As NF love, Agápe is about the joy of ever improving the meaning of your love, uncontent with stagnation.  As such, true Agápe never loses the giddy pleasure of initial love, because it’s always renewing its purpose, finding new ways to grow closer and new things to connect and relate over.  The heart of Agápe’s strength comes from communication.  Being able to open up to each other, whole souls, and be desired for that consistent, forever being that you are; what could bring more excitement than that?

I think a poor handling of Agápe tends to come from an oversimplification of the motives behind it–surprise, surprise, EP is a valid Toi ;)!  When people in “adult” positions poo-poo relationships as childish and over excited, they miss what makes the often young participants want this sort of relationship.  It isn’t just the rush of emotion, which stern onlookers may deem fleeting.  And tbh, if a relationship is based on only this type of love, it certainly will be.  But it’s the excitement of having something precious, something that matters, which makes Agápe a thrill.

But when Agápe does grow dangerous, is when its meaning grows exhibitionist and competitive.  Unhealthy Agápe feels the need to show not only how meaningful it is, but how much more meaningful it is than other individuals, relationships, worldviews, etc.  It feels the need to advertise its “love for the ages” or even proclaim that “no one else has ever felt meaning and feelings so powerful!”  This sort of relationship advertising suddenly subverts Agápe’s very power, taking away the emphasis on the intrinsic meaning of the relationship, and making it all about comparison and show.  In turn, this leads to shallow, cotton-candy relationships, which may be saccharinely sweet on the outside, but lack the substance required to produce long-term satisfaction.

RECORDED INFORMATION:
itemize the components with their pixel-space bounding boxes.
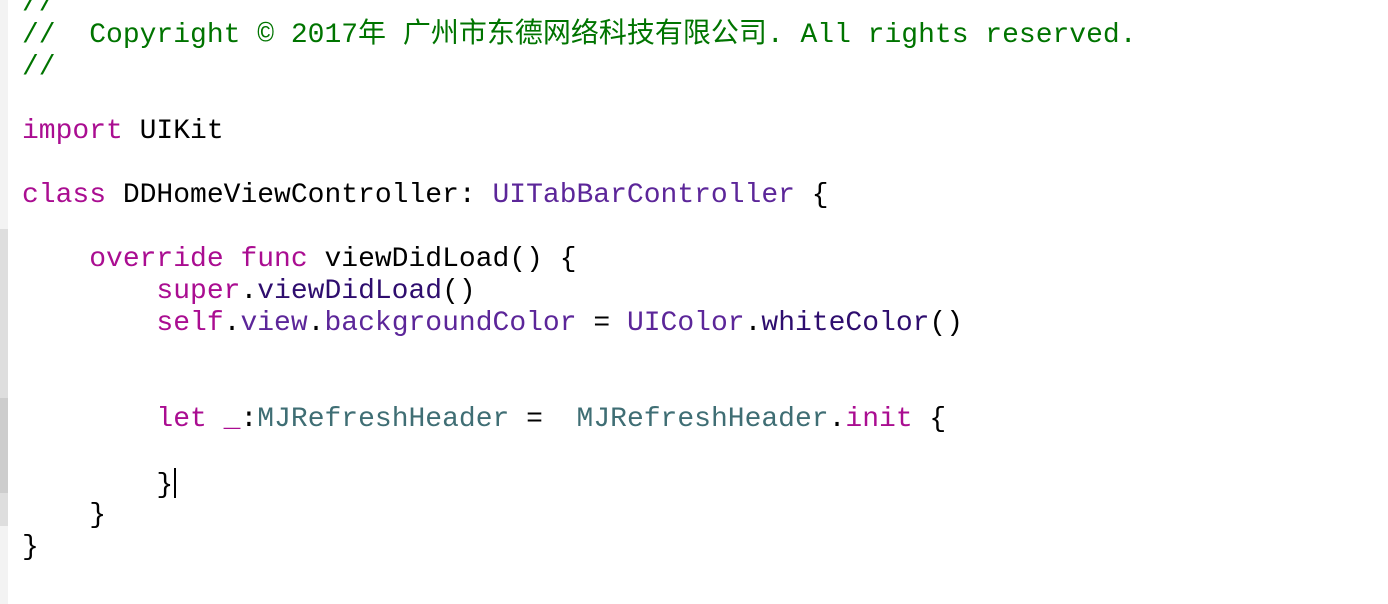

OBJECTIVE:
Reproduce the passage on Agápe above the listing verbatim, starting at "But when Agápe" and ending at "produce long-term satisfaction.".

FULL ANSWER:
But when Agápe does grow dangerous, is when its meaning grows exhibitionist and competitive.  Unhealthy Agápe feels the need to show not only how meaningful it is, but how much more meaningful it is than other individuals, relationships, worldviews, etc.  It feels the need to advertise its “love for the ages” or even proclaim that “no one else has ever felt meaning and feelings so powerful!”  This sort of relationship advertising suddenly subverts Agápe’s very power, taking away the emphasis on the intrinsic meaning of the relationship, and making it all about comparison and show.  In turn, this leads to shallow, cotton-candy relationships, which may be saccharinely sweet on the outside, but lack the substance required to produce long-term satisfaction.